::: PROVIDED RECORDS :::

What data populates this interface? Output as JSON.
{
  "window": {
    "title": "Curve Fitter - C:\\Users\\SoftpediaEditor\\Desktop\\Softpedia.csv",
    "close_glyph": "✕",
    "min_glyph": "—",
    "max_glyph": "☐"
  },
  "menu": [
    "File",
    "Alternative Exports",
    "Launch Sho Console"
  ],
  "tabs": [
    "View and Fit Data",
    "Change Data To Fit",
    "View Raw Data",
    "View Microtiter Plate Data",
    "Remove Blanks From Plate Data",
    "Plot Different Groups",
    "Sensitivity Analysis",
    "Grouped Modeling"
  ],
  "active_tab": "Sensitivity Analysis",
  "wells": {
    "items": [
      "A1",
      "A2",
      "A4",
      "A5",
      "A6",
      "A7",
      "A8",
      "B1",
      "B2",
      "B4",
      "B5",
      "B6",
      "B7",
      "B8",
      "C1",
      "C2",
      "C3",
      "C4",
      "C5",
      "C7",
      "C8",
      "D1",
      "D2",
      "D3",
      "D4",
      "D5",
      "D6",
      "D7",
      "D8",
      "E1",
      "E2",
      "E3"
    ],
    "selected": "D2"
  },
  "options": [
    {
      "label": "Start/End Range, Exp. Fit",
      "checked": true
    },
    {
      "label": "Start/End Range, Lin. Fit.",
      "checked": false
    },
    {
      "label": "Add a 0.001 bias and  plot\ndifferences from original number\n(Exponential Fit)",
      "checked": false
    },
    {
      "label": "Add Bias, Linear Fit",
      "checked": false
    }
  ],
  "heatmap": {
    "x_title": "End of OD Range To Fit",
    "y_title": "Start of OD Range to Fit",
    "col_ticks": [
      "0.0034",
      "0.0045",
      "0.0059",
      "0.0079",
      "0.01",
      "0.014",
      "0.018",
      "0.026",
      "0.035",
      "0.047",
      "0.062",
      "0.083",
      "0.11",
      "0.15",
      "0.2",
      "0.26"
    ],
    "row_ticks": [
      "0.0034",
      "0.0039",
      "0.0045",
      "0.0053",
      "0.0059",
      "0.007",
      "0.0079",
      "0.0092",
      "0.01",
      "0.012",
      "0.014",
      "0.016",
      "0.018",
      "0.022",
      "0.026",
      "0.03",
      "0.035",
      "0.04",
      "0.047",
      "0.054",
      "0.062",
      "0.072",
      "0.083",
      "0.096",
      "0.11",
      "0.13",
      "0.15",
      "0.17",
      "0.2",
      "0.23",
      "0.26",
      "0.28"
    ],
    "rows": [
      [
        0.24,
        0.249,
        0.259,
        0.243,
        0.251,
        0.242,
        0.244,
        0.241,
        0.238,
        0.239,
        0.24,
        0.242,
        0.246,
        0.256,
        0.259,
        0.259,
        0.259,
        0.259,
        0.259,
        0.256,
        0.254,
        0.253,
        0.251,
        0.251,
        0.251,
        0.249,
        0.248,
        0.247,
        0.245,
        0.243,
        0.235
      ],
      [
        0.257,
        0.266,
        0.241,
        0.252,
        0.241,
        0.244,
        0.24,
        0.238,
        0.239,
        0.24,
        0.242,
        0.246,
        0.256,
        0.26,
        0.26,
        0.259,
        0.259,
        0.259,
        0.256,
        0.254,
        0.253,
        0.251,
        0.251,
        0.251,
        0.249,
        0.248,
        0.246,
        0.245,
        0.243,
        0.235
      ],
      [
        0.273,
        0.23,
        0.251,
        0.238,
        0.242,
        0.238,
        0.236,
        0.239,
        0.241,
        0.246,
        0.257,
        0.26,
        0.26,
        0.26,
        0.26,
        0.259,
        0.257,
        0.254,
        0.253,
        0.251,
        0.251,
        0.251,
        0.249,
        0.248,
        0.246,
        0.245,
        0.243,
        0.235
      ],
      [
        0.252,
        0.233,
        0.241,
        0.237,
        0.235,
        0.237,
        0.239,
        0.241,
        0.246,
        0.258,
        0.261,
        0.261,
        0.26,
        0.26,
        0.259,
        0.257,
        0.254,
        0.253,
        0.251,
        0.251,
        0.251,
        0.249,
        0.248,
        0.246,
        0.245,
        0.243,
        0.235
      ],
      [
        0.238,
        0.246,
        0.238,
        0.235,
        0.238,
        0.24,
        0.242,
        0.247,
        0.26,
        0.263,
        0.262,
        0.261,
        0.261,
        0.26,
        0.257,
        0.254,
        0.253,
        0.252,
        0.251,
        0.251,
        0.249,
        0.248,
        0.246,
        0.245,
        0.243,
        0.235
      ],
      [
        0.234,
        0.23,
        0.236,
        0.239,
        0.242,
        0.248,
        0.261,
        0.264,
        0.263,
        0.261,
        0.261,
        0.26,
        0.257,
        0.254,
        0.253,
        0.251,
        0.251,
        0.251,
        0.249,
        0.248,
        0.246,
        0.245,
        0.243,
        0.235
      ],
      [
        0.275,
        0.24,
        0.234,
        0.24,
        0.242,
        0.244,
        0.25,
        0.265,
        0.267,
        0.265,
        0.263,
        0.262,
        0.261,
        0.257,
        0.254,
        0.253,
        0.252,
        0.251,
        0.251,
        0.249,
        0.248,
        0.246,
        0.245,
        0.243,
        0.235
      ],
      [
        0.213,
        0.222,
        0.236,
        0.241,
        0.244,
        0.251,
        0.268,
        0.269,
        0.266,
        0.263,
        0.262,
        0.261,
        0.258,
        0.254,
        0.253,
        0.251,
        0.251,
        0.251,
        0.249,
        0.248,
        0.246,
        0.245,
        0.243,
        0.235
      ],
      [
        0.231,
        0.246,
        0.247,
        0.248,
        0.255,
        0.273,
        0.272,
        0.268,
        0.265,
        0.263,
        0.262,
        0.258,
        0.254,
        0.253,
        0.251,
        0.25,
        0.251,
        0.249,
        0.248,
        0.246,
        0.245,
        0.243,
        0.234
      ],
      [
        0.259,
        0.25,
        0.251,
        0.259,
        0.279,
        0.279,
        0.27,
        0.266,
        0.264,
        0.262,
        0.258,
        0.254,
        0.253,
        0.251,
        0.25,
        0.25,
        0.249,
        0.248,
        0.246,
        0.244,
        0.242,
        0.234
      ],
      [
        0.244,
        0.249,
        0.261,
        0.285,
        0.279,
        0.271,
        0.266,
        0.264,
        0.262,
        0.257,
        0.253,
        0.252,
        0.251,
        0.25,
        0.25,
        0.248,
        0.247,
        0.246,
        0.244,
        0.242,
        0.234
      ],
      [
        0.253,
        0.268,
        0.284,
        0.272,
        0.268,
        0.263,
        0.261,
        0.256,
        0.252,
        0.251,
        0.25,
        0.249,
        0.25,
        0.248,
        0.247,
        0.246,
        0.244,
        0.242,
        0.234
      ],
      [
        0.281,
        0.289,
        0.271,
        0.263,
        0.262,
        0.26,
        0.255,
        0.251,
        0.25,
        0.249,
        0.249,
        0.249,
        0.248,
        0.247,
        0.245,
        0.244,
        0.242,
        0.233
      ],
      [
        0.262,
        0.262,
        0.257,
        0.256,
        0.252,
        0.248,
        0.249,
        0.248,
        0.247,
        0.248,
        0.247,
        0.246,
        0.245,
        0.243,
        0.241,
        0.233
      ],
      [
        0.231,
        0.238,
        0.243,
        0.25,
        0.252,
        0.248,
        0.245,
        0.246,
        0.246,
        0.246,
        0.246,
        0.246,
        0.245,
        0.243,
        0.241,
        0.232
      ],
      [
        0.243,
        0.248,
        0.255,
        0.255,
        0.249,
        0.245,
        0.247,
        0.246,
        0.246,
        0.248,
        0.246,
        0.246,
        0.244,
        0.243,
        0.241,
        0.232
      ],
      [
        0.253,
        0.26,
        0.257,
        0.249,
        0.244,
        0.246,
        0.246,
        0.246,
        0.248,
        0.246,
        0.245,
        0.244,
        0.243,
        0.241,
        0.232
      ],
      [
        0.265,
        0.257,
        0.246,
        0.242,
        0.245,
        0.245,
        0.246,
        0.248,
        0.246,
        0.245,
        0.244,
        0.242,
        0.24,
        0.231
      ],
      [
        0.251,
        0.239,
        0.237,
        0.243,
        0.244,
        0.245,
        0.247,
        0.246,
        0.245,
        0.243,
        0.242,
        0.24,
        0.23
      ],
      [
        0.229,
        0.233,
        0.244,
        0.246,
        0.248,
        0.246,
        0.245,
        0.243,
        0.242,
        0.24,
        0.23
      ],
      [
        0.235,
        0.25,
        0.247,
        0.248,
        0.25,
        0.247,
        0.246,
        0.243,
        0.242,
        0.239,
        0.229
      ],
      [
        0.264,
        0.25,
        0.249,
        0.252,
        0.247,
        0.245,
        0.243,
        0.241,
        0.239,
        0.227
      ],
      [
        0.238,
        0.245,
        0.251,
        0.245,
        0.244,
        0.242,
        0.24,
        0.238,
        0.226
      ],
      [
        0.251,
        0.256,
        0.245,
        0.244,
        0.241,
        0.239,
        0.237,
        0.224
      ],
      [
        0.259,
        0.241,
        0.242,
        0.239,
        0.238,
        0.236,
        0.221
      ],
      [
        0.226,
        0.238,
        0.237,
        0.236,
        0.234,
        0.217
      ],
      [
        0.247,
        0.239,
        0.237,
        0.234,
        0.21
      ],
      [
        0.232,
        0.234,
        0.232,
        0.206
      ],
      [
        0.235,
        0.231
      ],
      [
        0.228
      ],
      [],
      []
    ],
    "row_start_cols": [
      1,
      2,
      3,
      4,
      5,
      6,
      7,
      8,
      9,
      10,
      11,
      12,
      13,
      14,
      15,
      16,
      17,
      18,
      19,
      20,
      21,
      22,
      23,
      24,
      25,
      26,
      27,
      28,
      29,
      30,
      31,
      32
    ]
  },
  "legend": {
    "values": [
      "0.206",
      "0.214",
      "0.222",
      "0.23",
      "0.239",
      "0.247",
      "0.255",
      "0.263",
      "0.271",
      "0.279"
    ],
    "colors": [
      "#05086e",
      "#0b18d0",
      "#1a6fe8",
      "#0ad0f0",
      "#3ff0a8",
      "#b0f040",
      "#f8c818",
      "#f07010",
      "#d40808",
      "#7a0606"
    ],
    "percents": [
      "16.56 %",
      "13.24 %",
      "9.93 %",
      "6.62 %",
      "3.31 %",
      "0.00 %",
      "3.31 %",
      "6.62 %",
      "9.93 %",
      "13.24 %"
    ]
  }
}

:::

Identify and extract each line of the listing that contains "View".

RESPONSE TO THIS TASK >>
    "View and Fit Data",
    "View Raw Data",
    "View Microtiter Plate Data",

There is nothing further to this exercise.